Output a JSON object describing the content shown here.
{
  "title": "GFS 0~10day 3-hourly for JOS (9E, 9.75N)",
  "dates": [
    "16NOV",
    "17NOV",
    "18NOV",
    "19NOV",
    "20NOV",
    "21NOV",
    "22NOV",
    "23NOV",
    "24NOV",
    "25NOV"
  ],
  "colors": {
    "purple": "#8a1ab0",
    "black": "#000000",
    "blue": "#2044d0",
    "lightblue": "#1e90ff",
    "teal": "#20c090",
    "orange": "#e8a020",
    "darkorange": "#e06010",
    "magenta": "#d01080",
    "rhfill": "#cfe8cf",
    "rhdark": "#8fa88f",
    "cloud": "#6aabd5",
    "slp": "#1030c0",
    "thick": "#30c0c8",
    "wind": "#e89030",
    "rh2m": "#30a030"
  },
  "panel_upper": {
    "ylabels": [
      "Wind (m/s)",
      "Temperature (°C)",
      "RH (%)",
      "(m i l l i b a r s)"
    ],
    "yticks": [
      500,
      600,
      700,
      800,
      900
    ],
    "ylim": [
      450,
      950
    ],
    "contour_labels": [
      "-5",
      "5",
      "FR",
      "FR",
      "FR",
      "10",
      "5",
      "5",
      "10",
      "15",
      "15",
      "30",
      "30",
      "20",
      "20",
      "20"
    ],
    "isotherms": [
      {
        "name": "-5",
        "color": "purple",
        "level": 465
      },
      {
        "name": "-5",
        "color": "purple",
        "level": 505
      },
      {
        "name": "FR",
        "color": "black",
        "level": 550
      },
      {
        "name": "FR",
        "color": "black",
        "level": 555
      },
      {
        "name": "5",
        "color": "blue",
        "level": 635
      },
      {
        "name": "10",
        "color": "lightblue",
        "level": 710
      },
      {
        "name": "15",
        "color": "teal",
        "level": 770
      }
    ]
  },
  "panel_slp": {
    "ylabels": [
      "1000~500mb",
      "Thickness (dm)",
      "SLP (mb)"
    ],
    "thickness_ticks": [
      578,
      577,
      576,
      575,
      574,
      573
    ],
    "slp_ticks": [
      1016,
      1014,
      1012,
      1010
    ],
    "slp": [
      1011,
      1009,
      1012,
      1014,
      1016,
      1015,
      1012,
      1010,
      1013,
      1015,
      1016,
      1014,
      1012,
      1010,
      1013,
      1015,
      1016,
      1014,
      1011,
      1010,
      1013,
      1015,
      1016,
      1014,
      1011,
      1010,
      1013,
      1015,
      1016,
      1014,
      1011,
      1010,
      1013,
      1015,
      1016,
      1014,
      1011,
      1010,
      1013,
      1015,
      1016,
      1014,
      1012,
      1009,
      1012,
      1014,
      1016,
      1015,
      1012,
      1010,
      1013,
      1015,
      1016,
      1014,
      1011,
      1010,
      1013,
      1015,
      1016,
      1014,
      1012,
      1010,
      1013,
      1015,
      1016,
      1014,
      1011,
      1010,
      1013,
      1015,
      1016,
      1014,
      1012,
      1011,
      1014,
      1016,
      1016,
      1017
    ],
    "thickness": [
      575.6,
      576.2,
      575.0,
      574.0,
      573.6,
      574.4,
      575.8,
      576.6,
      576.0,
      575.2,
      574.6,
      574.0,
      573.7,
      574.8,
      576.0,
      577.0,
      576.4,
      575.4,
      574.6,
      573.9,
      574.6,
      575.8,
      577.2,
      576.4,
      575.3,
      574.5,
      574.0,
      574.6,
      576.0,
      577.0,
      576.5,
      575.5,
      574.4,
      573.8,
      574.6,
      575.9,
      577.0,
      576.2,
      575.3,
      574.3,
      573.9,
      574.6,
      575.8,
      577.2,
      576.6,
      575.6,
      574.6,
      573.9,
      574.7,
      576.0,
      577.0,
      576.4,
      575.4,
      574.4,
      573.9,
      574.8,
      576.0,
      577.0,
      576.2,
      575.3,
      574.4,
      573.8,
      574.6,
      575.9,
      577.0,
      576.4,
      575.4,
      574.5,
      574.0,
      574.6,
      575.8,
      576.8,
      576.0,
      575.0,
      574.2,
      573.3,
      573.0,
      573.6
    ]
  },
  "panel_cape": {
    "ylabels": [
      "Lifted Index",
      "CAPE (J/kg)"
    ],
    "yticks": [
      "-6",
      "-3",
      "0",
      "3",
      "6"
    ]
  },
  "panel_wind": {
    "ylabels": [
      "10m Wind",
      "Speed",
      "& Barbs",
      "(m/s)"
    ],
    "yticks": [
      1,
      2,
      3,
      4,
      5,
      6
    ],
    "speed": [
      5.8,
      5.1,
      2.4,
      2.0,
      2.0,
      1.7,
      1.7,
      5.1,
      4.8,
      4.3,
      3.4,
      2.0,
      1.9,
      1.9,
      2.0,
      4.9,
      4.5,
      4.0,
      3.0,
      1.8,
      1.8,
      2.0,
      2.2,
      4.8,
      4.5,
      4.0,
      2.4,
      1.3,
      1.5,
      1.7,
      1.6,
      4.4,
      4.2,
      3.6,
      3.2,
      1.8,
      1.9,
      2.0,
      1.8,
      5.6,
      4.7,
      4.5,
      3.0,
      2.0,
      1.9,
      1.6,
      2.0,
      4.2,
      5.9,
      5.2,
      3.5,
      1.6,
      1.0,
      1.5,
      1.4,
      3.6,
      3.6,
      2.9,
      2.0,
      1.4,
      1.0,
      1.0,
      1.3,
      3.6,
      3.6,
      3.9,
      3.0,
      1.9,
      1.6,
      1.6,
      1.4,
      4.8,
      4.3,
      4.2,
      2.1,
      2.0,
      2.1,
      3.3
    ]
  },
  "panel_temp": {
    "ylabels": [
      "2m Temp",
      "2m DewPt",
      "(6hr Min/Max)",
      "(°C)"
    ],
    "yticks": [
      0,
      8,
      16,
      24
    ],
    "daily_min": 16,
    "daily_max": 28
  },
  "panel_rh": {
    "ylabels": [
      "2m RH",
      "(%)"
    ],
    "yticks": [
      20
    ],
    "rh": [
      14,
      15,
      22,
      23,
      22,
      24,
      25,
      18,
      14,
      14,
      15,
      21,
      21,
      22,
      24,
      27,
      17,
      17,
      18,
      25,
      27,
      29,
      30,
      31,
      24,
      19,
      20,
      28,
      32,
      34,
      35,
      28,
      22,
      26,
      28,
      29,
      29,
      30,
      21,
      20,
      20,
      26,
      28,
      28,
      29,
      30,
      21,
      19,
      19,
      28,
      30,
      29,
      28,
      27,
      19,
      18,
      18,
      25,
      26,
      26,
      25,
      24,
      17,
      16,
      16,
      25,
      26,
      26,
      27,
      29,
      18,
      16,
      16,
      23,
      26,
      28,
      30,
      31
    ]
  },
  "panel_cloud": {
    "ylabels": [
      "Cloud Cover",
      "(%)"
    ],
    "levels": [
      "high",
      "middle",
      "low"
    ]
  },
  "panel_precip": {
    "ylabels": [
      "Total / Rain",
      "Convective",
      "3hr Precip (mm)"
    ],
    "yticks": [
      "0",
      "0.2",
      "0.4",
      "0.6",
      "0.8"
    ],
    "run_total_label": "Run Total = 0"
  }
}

□ □ □ □

- **WORK TO DO**
Count how many lines of the data include the word "name". Your reply should be that number alone.

- **EXERCISE ANSWER**
7